### WHAT THE TASK ASKS
Take from the listing each line that has the string "году".

### EXERCISE INPUT

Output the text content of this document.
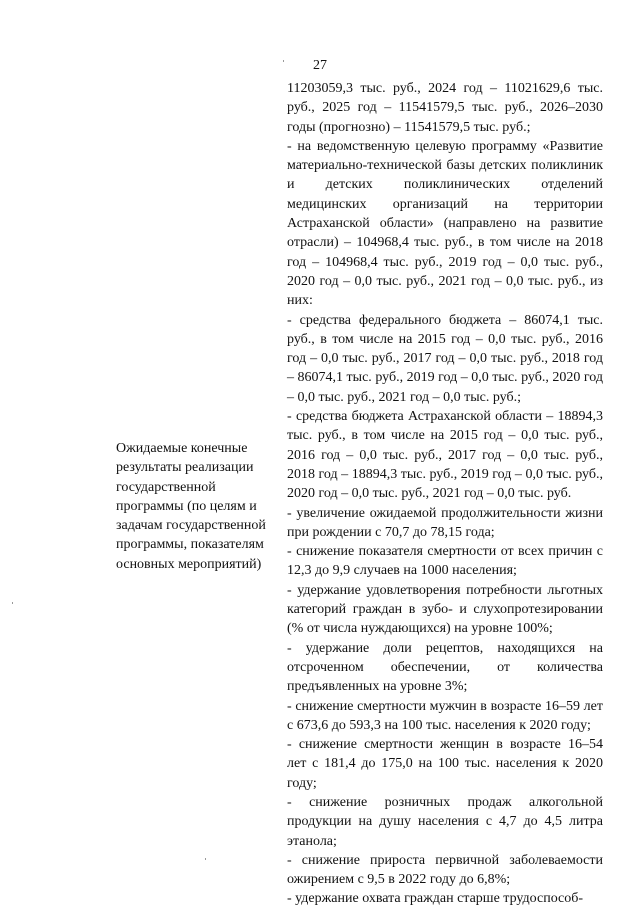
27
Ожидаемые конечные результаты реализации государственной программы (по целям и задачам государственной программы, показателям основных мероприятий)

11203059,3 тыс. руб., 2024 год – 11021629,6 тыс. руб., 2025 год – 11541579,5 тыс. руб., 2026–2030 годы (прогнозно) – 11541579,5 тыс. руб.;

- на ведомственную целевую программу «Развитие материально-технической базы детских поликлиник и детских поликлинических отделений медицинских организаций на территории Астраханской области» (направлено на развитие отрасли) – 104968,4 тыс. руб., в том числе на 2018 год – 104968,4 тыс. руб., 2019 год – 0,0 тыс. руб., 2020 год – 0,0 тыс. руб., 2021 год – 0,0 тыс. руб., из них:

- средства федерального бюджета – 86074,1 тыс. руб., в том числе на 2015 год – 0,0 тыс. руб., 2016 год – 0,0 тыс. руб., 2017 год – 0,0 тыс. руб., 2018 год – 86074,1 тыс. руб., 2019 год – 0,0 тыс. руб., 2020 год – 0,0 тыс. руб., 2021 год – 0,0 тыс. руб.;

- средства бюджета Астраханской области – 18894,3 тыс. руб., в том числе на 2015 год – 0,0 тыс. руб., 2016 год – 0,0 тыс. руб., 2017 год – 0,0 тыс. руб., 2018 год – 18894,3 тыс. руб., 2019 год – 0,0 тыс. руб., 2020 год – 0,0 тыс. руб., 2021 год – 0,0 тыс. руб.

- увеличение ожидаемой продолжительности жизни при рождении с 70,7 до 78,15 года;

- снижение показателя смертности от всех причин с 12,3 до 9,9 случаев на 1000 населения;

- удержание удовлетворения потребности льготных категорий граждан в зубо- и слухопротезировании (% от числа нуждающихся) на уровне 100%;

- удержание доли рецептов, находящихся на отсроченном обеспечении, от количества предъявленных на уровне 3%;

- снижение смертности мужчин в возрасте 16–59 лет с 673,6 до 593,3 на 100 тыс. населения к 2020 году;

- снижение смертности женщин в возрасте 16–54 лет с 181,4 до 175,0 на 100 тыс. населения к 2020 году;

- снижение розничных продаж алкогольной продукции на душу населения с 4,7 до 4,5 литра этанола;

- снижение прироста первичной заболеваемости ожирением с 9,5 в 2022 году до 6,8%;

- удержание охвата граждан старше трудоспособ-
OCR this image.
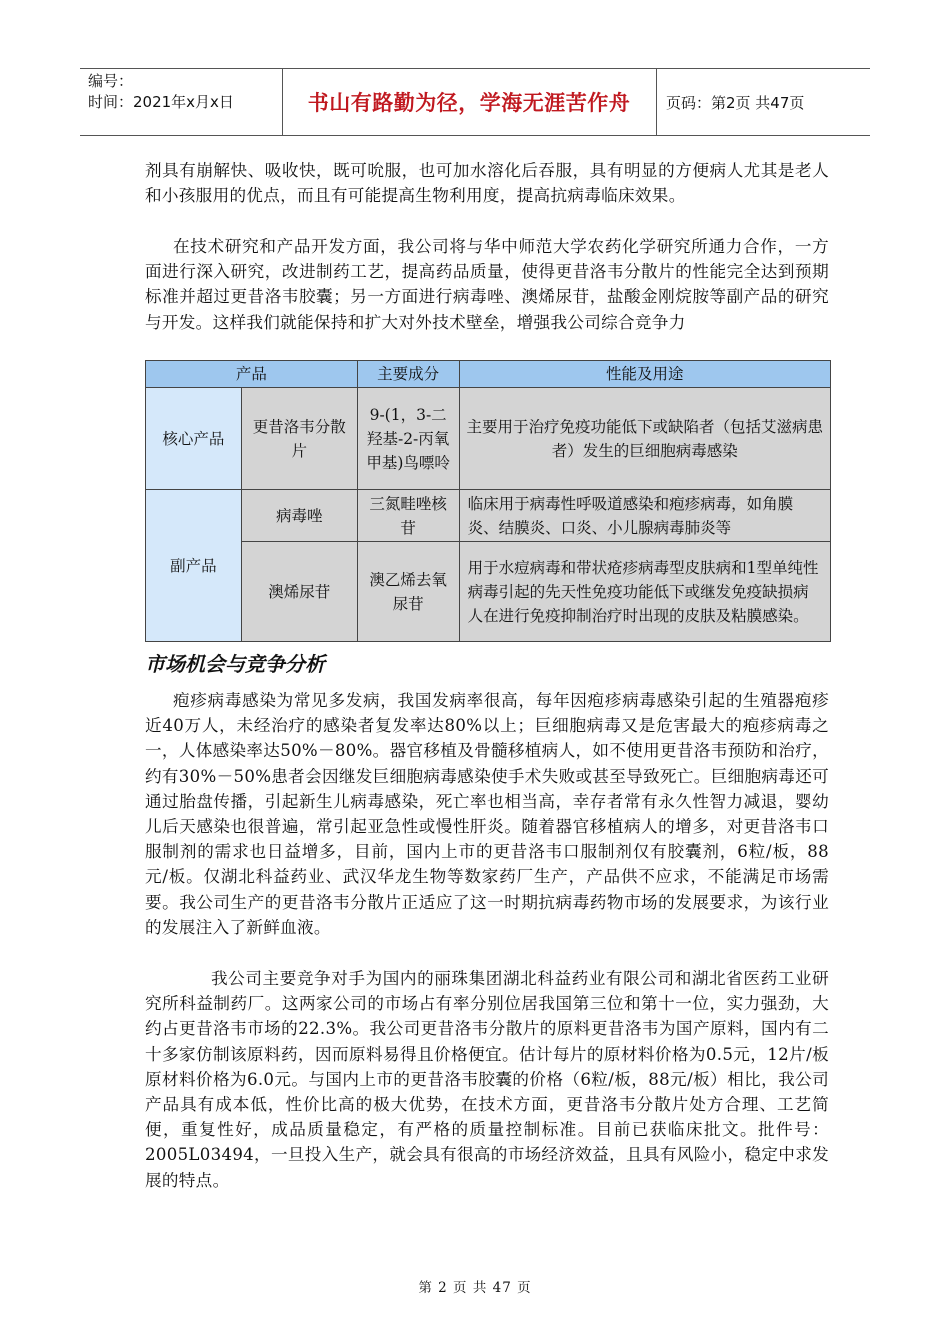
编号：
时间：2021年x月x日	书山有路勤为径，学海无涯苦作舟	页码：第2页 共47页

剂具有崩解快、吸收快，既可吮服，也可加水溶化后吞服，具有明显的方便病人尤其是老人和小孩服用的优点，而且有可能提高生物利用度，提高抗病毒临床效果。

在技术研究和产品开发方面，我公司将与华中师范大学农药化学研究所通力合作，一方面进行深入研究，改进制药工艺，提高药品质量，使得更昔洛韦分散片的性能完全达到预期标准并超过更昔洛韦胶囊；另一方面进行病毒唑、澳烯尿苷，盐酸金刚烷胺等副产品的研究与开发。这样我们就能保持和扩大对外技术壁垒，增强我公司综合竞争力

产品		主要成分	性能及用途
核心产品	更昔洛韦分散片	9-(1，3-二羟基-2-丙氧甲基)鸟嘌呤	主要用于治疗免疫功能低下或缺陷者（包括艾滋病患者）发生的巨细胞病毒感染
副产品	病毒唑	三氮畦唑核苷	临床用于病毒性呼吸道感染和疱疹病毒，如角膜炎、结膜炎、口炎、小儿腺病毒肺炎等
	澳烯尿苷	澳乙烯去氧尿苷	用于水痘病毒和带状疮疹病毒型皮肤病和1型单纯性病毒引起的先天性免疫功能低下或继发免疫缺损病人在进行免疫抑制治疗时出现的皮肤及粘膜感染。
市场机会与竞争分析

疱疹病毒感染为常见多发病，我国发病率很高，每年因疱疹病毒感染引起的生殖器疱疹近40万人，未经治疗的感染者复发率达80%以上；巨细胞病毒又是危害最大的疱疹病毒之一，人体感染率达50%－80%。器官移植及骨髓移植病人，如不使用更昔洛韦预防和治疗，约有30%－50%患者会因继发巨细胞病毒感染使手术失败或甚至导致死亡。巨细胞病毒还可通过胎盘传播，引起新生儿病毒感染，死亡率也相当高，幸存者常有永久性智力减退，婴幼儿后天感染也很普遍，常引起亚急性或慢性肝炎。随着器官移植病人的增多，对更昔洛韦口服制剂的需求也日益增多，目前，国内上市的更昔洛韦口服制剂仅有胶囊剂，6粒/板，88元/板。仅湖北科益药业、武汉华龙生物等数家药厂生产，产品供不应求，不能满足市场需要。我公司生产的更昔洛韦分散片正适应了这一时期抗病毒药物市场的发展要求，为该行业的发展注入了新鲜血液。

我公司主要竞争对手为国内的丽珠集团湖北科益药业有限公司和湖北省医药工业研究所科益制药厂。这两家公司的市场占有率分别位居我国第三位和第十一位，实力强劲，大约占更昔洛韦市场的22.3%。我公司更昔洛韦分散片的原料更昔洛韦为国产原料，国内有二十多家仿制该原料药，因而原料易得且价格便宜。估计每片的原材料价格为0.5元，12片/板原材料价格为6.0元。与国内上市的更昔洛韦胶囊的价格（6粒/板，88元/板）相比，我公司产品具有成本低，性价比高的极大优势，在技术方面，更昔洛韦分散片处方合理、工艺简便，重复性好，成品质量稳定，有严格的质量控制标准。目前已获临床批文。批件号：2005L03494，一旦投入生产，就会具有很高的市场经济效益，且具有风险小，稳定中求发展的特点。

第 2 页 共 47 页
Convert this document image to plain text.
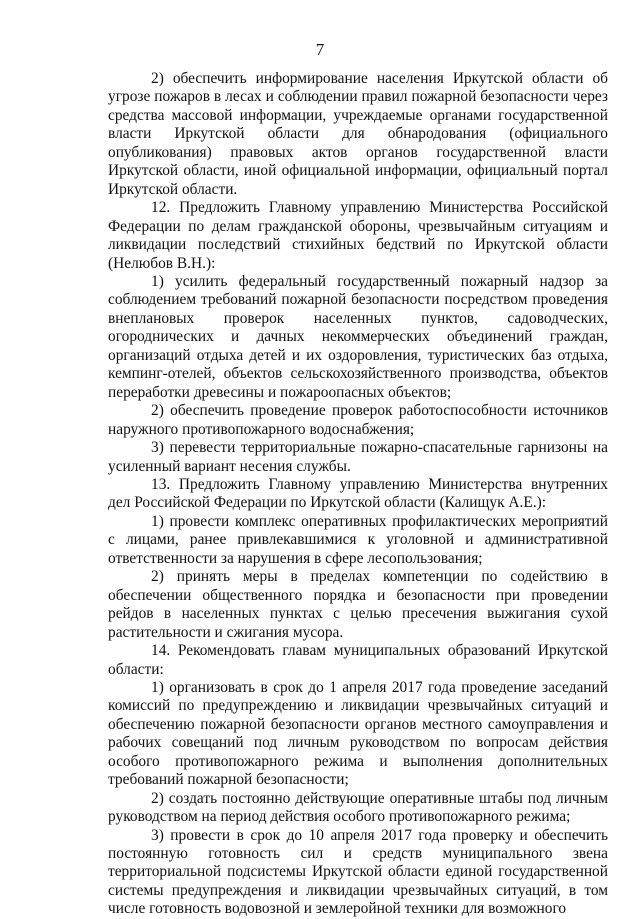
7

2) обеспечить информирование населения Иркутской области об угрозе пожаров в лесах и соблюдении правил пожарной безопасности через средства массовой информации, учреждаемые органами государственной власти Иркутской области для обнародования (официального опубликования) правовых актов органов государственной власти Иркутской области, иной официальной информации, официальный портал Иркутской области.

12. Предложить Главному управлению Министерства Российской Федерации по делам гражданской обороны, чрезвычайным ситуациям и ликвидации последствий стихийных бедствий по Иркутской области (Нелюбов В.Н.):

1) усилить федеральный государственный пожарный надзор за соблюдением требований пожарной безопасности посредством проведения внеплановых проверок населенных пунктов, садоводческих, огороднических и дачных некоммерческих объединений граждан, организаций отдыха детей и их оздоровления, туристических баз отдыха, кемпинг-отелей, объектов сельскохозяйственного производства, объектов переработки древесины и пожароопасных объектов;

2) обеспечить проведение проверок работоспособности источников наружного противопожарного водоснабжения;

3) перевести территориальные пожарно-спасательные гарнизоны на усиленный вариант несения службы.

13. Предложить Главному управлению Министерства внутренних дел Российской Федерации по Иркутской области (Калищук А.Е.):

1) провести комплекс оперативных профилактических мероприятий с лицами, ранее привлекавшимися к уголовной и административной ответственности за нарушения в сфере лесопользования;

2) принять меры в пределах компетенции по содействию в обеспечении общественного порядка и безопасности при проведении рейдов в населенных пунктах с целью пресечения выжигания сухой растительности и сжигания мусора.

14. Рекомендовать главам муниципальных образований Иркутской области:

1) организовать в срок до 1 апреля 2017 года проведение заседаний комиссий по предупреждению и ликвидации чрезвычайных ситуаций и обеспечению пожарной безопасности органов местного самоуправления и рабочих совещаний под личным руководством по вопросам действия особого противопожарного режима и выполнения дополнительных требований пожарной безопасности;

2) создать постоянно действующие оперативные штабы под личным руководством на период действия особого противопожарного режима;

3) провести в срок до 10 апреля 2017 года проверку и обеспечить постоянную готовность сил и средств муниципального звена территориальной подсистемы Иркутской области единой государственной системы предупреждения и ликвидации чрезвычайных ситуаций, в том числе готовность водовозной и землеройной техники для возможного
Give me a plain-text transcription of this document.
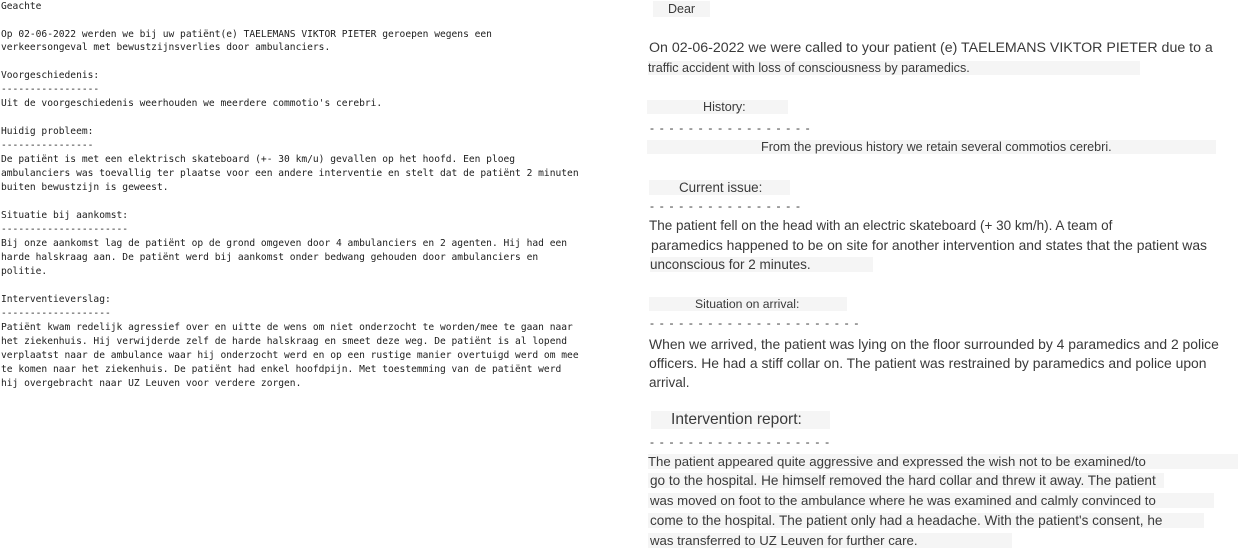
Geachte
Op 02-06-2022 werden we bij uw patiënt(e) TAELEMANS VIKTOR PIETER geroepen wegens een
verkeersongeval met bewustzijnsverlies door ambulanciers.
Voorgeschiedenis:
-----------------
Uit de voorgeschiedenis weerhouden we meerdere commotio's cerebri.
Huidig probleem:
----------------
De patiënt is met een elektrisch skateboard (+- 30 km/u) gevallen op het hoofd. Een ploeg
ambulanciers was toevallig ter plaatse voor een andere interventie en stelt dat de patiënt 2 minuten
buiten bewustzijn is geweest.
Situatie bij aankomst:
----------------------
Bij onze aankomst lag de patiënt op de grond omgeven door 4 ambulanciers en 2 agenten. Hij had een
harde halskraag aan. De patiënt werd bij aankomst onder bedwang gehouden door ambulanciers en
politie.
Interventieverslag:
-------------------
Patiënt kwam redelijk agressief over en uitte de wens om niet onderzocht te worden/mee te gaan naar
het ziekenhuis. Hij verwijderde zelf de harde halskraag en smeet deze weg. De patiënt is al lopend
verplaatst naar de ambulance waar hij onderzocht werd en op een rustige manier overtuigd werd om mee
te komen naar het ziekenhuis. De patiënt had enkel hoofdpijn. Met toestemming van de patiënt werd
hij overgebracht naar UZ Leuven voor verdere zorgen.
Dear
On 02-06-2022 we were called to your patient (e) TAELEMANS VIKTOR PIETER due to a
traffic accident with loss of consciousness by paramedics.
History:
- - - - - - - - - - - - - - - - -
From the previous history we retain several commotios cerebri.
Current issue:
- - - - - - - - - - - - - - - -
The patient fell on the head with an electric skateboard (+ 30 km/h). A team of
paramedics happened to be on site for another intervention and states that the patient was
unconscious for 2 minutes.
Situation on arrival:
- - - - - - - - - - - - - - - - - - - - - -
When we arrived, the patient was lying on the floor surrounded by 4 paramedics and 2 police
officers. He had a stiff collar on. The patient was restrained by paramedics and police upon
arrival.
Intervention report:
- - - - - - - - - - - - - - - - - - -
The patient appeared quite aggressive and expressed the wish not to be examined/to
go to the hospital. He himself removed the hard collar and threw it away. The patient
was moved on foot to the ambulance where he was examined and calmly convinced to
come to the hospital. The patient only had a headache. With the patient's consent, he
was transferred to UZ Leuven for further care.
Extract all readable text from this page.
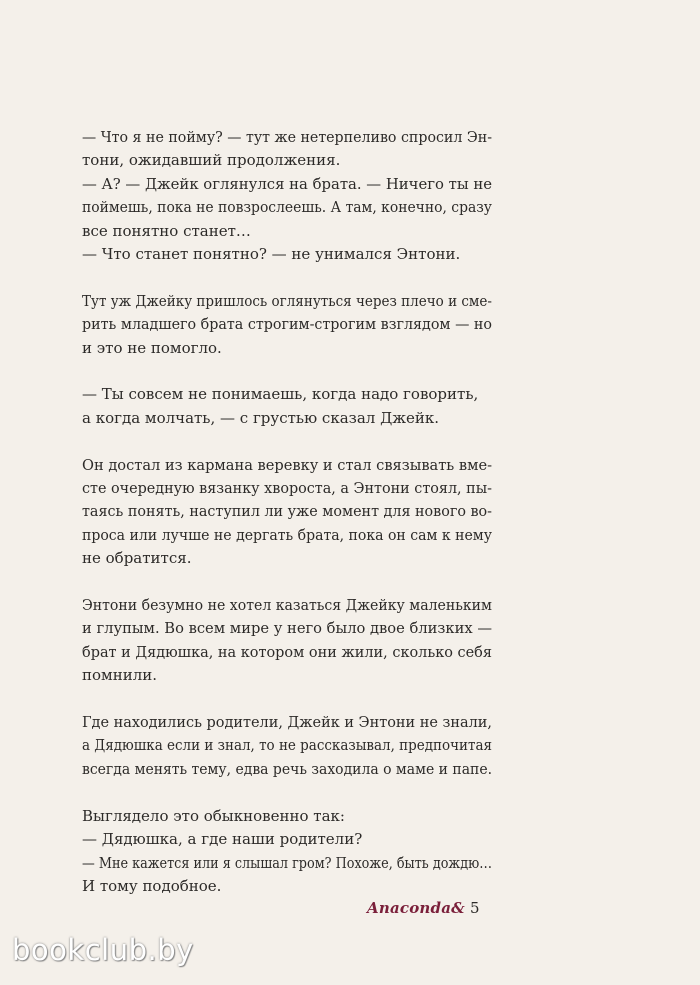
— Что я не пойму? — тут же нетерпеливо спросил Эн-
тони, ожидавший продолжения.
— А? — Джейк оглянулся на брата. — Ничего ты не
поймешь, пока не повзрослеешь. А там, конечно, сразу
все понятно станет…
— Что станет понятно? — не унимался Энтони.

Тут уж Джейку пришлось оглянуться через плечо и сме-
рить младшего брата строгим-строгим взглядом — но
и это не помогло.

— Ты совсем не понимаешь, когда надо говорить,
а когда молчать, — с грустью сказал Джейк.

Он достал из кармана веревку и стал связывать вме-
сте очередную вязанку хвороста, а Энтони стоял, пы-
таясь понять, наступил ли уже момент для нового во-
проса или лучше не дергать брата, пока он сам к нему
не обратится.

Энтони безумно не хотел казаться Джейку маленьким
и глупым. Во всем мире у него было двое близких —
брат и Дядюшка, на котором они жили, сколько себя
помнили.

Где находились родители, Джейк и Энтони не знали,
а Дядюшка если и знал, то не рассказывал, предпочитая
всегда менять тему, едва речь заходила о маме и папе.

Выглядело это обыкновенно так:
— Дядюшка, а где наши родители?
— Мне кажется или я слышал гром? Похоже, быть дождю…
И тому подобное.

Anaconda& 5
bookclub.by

### WORKED ANSWER
- снижение смертности мужчин в возрасте 16–59 лет с 673,6 до 593,3 на 100 тыс. населения к 2020 году;
- снижение смертности женщин в возрасте 16–54 лет с 181,4 до 175,0 на 100 тыс. населения к 2020 году;
- снижение прироста первичной заболеваемости ожирением с 9,5 в 2022 году до 6,8%;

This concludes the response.